Stored data:

++++++++

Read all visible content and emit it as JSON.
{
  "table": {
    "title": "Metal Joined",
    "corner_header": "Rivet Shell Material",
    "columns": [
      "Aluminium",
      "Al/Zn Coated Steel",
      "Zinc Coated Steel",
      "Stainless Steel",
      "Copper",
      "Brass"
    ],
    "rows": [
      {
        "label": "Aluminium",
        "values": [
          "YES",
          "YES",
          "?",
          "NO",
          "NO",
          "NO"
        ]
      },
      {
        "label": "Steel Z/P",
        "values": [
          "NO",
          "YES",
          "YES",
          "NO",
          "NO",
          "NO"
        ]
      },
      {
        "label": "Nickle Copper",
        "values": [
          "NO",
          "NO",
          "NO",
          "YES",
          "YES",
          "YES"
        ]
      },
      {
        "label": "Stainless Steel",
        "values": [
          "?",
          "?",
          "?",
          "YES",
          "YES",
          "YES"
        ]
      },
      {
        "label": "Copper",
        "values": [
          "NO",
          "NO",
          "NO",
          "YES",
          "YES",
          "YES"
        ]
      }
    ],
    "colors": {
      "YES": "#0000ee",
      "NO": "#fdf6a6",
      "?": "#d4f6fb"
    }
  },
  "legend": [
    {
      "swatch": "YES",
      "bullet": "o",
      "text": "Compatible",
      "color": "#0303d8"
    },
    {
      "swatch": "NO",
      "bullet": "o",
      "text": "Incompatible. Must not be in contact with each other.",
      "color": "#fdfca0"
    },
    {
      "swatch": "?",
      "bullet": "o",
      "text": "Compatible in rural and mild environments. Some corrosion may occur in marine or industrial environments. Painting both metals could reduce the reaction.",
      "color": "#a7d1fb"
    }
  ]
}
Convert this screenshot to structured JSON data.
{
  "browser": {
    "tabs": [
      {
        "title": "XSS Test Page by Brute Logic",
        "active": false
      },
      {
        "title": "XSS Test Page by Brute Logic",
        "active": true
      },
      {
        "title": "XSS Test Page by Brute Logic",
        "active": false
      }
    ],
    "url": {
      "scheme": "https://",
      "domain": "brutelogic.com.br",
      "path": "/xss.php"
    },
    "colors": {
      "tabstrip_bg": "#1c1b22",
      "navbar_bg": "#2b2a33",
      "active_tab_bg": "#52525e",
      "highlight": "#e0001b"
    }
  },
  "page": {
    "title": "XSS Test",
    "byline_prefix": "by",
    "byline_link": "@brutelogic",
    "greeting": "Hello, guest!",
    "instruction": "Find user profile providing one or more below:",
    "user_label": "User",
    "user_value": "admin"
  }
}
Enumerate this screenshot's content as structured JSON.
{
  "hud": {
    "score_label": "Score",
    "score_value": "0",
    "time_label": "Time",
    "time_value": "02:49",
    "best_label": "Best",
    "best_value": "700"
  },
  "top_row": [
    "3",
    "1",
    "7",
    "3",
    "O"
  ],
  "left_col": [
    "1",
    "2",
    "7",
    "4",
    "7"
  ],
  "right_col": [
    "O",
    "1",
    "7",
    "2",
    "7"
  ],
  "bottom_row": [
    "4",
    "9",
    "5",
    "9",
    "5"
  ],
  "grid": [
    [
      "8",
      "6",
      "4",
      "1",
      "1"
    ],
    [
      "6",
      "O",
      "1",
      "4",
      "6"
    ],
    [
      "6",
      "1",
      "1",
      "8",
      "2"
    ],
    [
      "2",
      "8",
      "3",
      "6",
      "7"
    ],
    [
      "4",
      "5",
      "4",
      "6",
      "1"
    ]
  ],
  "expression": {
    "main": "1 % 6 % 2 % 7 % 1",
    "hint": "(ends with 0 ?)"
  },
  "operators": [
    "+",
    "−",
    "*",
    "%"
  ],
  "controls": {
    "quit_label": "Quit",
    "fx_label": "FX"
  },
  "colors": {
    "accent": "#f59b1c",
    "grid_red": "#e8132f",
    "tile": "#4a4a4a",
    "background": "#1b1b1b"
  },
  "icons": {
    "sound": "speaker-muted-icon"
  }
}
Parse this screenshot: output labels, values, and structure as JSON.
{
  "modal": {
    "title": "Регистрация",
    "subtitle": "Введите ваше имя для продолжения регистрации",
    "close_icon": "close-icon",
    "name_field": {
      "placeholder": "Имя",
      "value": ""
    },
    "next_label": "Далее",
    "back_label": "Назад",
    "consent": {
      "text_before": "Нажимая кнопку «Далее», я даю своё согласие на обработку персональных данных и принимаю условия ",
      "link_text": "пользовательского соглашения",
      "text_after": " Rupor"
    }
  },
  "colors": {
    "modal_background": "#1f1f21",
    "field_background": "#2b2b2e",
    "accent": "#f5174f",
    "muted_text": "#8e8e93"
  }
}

++++++++

GOAL OF THE EXERCISE ::
Copy the material above, line for line.

TASK ANSWER ::
Read all visible content and emit it as JSON.
{
  "table": {
    "title": "Metal Joined",
    "corner_header": "Rivet Shell Material",
    "columns": [
      "Aluminium",
      "Al/Zn Coated Steel",
      "Zinc Coated Steel",
      "Stainless Steel",
      "Copper",
      "Brass"
    ],
    "rows": [
      {
        "label": "Aluminium",
        "values": [
          "YES",
          "YES",
          "?",
          "NO",
          "NO",
          "NO"
        ]
      },
      {
        "label": "Steel Z/P",
        "values": [
          "NO",
          "YES",
          "YES",
          "NO",
          "NO",
          "NO"
        ]
      },
      {
        "label": "Nickle Copper",
        "values": [
          "NO",
          "NO",
          "NO",
          "YES",
          "YES",
          "YES"
        ]
      },
      {
        "label": "Stainless Steel",
        "values": [
          "?",
          "?",
          "?",
          "YES",
          "YES",
          "YES"
        ]
      },
      {
        "label": "Copper",
        "values": [
          "NO",
          "NO",
          "NO",
          "YES",
          "YES",
          "YES"
        ]
      }
    ],
    "colors": {
      "YES": "#0000ee",
      "NO": "#fdf6a6",
      "?": "#d4f6fb"
    }
  },
  "legend": [
    {
      "swatch": "YES",
      "bullet": "o",
      "text": "Compatible",
      "color": "#0303d8"
    },
    {
      "swatch": "NO",
      "bullet": "o",
      "text": "Incompatible. Must not be in contact with each other.",
      "color": "#fdfca0"
    },
    {
      "swatch": "?",
      "bullet": "o",
      "text": "Compatible in rural and mild environments. Some corrosion may occur in marine or industrial environments. Painting both metals could reduce the reaction.",
      "color": "#a7d1fb"
    }
  ]
}
Convert this screenshot to structured JSON data.
{
  "browser": {
    "tabs": [
      {
        "title": "XSS Test Page by Brute Logic",
        "active": false
      },
      {
        "title": "XSS Test Page by Brute Logic",
        "active": true
      },
      {
        "title": "XSS Test Page by Brute Logic",
        "active": false
      }
    ],
    "url": {
      "scheme": "https://",
      "domain": "brutelogic.com.br",
      "path": "/xss.php"
    },
    "colors": {
      "tabstrip_bg": "#1c1b22",
      "navbar_bg": "#2b2a33",
      "active_tab_bg": "#52525e",
      "highlight": "#e0001b"
    }
  },
  "page": {
    "title": "XSS Test",
    "byline_prefix": "by",
    "byline_link": "@brutelogic",
    "greeting": "Hello, guest!",
    "instruction": "Find user profile providing one or more below:",
    "user_label": "User",
    "user_value": "admin"
  }
}
Enumerate this screenshot's content as structured JSON.
{
  "hud": {
    "score_label": "Score",
    "score_value": "0",
    "time_label": "Time",
    "time_value": "02:49",
    "best_label": "Best",
    "best_value": "700"
  },
  "top_row": [
    "3",
    "1",
    "7",
    "3",
    "O"
  ],
  "left_col": [
    "1",
    "2",
    "7",
    "4",
    "7"
  ],
  "right_col": [
    "O",
    "1",
    "7",
    "2",
    "7"
  ],
  "bottom_row": [
    "4",
    "9",
    "5",
    "9",
    "5"
  ],
  "grid": [
    [
      "8",
      "6",
      "4",
      "1",
      "1"
    ],
    [
      "6",
      "O",
      "1",
      "4",
      "6"
    ],
    [
      "6",
      "1",
      "1",
      "8",
      "2"
    ],
    [
      "2",
      "8",
      "3",
      "6",
      "7"
    ],
    [
      "4",
      "5",
      "4",
      "6",
      "1"
    ]
  ],
  "expression": {
    "main": "1 % 6 % 2 % 7 % 1",
    "hint": "(ends with 0 ?)"
  },
  "operators": [
    "+",
    "−",
    "*",
    "%"
  ],
  "controls": {
    "quit_label": "Quit",
    "fx_label": "FX"
  },
  "colors": {
    "accent": "#f59b1c",
    "grid_red": "#e8132f",
    "tile": "#4a4a4a",
    "background": "#1b1b1b"
  },
  "icons": {
    "sound": "speaker-muted-icon"
  }
}
Parse this screenshot: output labels, values, and structure as JSON.
{
  "modal": {
    "title": "Регистрация",
    "subtitle": "Введите ваше имя для продолжения регистрации",
    "close_icon": "close-icon",
    "name_field": {
      "placeholder": "Имя",
      "value": ""
    },
    "next_label": "Далее",
    "back_label": "Назад",
    "consent": {
      "text_before": "Нажимая кнопку «Далее», я даю своё согласие на обработку персональных данных и принимаю условия ",
      "link_text": "пользовательского соглашения",
      "text_after": " Rupor"
    }
  },
  "colors": {
    "modal_background": "#1f1f21",
    "field_background": "#2b2b2e",
    "accent": "#f5174f",
    "muted_text": "#8e8e93"
  }
}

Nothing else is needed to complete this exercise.